__Task instructions__
All entries are to be quoted exactly; the images stay out of the copy.

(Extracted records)
***

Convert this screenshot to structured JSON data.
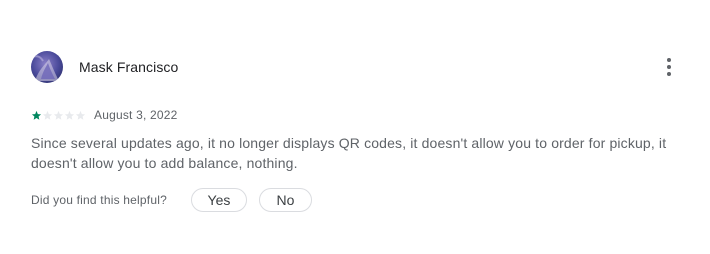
{
  "review": {
    "author": "Mask Francisco",
    "rating": 1,
    "max_rating": 5,
    "date": "August 3, 2022",
    "text": "Since several updates ago, it no longer displays QR codes, it doesn't allow you to order for pickup, it doesn't allow you to add balance, nothing.",
    "avatar_icon": "user-avatar-icon",
    "more_icon": "more-vert-icon"
  },
  "helpful": {
    "question": "Did you find this helpful?",
    "yes_label": "Yes",
    "no_label": "No"
  },
  "colors": {
    "star_filled": "#01875f",
    "star_empty": "#e8eaed",
    "chip_border": "#dadce0"
  }
}
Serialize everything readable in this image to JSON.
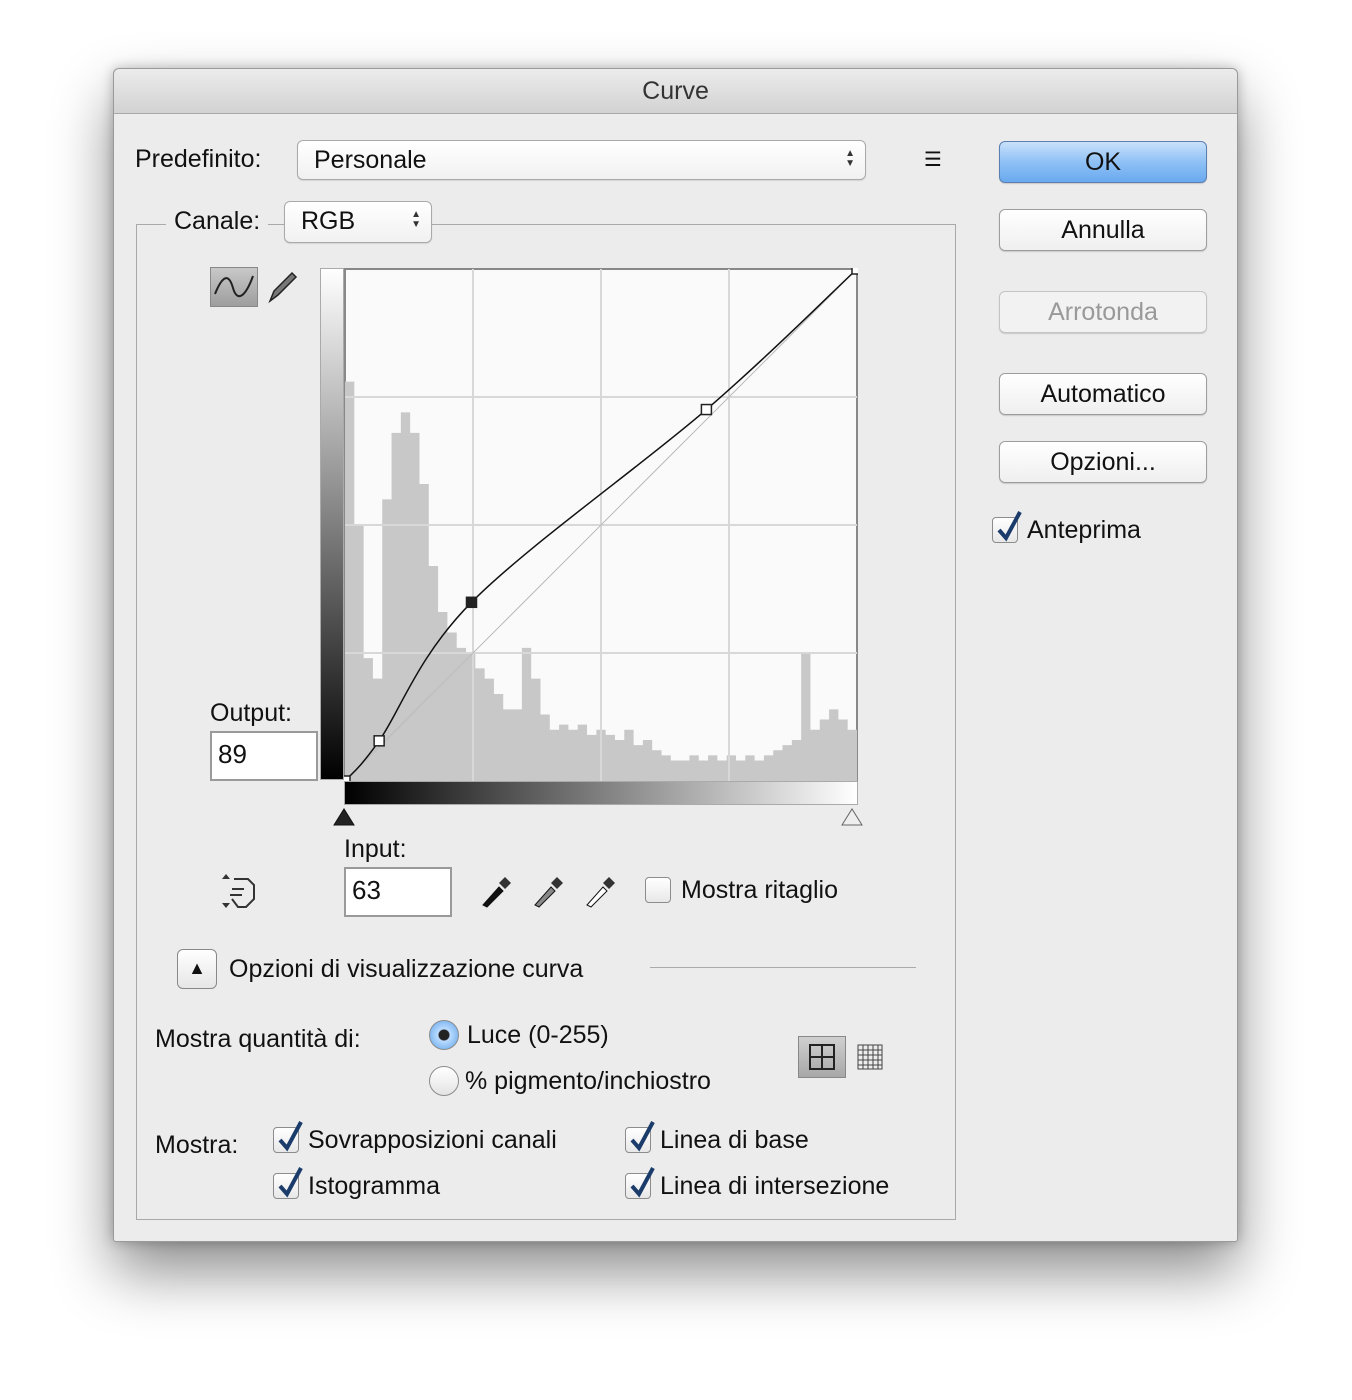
{
  "dialog": {
    "title": "Curve"
  },
  "preset": {
    "label": "Predefinito:",
    "value": "Personale"
  },
  "channel": {
    "label": "Canale:",
    "value": "RGB"
  },
  "buttons": {
    "ok": "OK",
    "cancel": "Annulla",
    "smooth": "Arrotonda",
    "auto": "Automatico",
    "options": "Opzioni..."
  },
  "preview": {
    "label": "Anteprima",
    "checked": true
  },
  "output": {
    "label": "Output:",
    "value": "89"
  },
  "input": {
    "label": "Input:",
    "value": "63"
  },
  "show_clipping": {
    "label": "Mostra ritaglio",
    "checked": false
  },
  "display_options": {
    "title": "Opzioni di visualizzazione curva",
    "show_amount_label": "Mostra quantità di:",
    "light": "Luce (0-255)",
    "pigment": "% pigmento/inchiostro",
    "show_label": "Mostra:",
    "channel_overlays": "Sovrapposizioni canali",
    "baseline": "Linea di base",
    "histogram": "Istogramma",
    "intersection_line": "Linea di intersezione"
  },
  "colors": {
    "accent": "#6aaaf0",
    "histogram": "#c8c8c8",
    "grid": "#d8d8d8"
  },
  "chart_data": {
    "type": "area",
    "title": "RGB curve",
    "xlim": [
      0,
      255
    ],
    "ylim": [
      0,
      255
    ],
    "grid": "4x4",
    "curve_points": [
      [
        0,
        0
      ],
      [
        17,
        20
      ],
      [
        63,
        89
      ],
      [
        180,
        185
      ],
      [
        255,
        255
      ]
    ],
    "selected_point": [
      63,
      89
    ],
    "histogram_relative": [
      0.78,
      0.5,
      0.24,
      0.2,
      0.55,
      0.68,
      0.72,
      0.68,
      0.58,
      0.42,
      0.33,
      0.29,
      0.26,
      0.25,
      0.22,
      0.2,
      0.17,
      0.14,
      0.14,
      0.26,
      0.2,
      0.13,
      0.1,
      0.11,
      0.1,
      0.11,
      0.09,
      0.1,
      0.09,
      0.08,
      0.1,
      0.07,
      0.08,
      0.06,
      0.05,
      0.04,
      0.04,
      0.05,
      0.04,
      0.05,
      0.04,
      0.05,
      0.04,
      0.05,
      0.04,
      0.05,
      0.06,
      0.07,
      0.08,
      0.25,
      0.1,
      0.12,
      0.14,
      0.12,
      0.1
    ]
  }
}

***

__Answer in full__
Convert this screenshot to structured JSON data.
{
  "review": {
    "author": "Mask Francisco",
    "rating": 1,
    "max_rating": 5,
    "date": "August 3, 2022",
    "text": "Since several updates ago, it no longer displays QR codes, it doesn't allow you to order for pickup, it doesn't allow you to add balance, nothing.",
    "avatar_icon": "user-avatar-icon",
    "more_icon": "more-vert-icon"
  },
  "helpful": {
    "question": "Did you find this helpful?",
    "yes_label": "Yes",
    "no_label": "No"
  },
  "colors": {
    "star_filled": "#01875f",
    "star_empty": "#e8eaed",
    "chip_border": "#dadce0"
  }
}
Serialize everything readable in this image to JSON.
{
  "dialog": {
    "title": "Curve"
  },
  "preset": {
    "label": "Predefinito:",
    "value": "Personale"
  },
  "channel": {
    "label": "Canale:",
    "value": "RGB"
  },
  "buttons": {
    "ok": "OK",
    "cancel": "Annulla",
    "smooth": "Arrotonda",
    "auto": "Automatico",
    "options": "Opzioni..."
  },
  "preview": {
    "label": "Anteprima",
    "checked": true
  },
  "output": {
    "label": "Output:",
    "value": "89"
  },
  "input": {
    "label": "Input:",
    "value": "63"
  },
  "show_clipping": {
    "label": "Mostra ritaglio",
    "checked": false
  },
  "display_options": {
    "title": "Opzioni di visualizzazione curva",
    "show_amount_label": "Mostra quantità di:",
    "light": "Luce (0-255)",
    "pigment": "% pigmento/inchiostro",
    "show_label": "Mostra:",
    "channel_overlays": "Sovrapposizioni canali",
    "baseline": "Linea di base",
    "histogram": "Istogramma",
    "intersection_line": "Linea di intersezione"
  },
  "colors": {
    "accent": "#6aaaf0",
    "histogram": "#c8c8c8",
    "grid": "#d8d8d8"
  },
  "chart_data": {
    "type": "area",
    "title": "RGB curve",
    "xlim": [
      0,
      255
    ],
    "ylim": [
      0,
      255
    ],
    "grid": "4x4",
    "curve_points": [
      [
        0,
        0
      ],
      [
        17,
        20
      ],
      [
        63,
        89
      ],
      [
        180,
        185
      ],
      [
        255,
        255
      ]
    ],
    "selected_point": [
      63,
      89
    ],
    "histogram_relative": [
      0.78,
      0.5,
      0.24,
      0.2,
      0.55,
      0.68,
      0.72,
      0.68,
      0.58,
      0.42,
      0.33,
      0.29,
      0.26,
      0.25,
      0.22,
      0.2,
      0.17,
      0.14,
      0.14,
      0.26,
      0.2,
      0.13,
      0.1,
      0.11,
      0.1,
      0.11,
      0.09,
      0.1,
      0.09,
      0.08,
      0.1,
      0.07,
      0.08,
      0.06,
      0.05,
      0.04,
      0.04,
      0.05,
      0.04,
      0.05,
      0.04,
      0.05,
      0.04,
      0.05,
      0.04,
      0.05,
      0.06,
      0.07,
      0.08,
      0.25,
      0.1,
      0.12,
      0.14,
      0.12,
      0.1
    ]
  }
}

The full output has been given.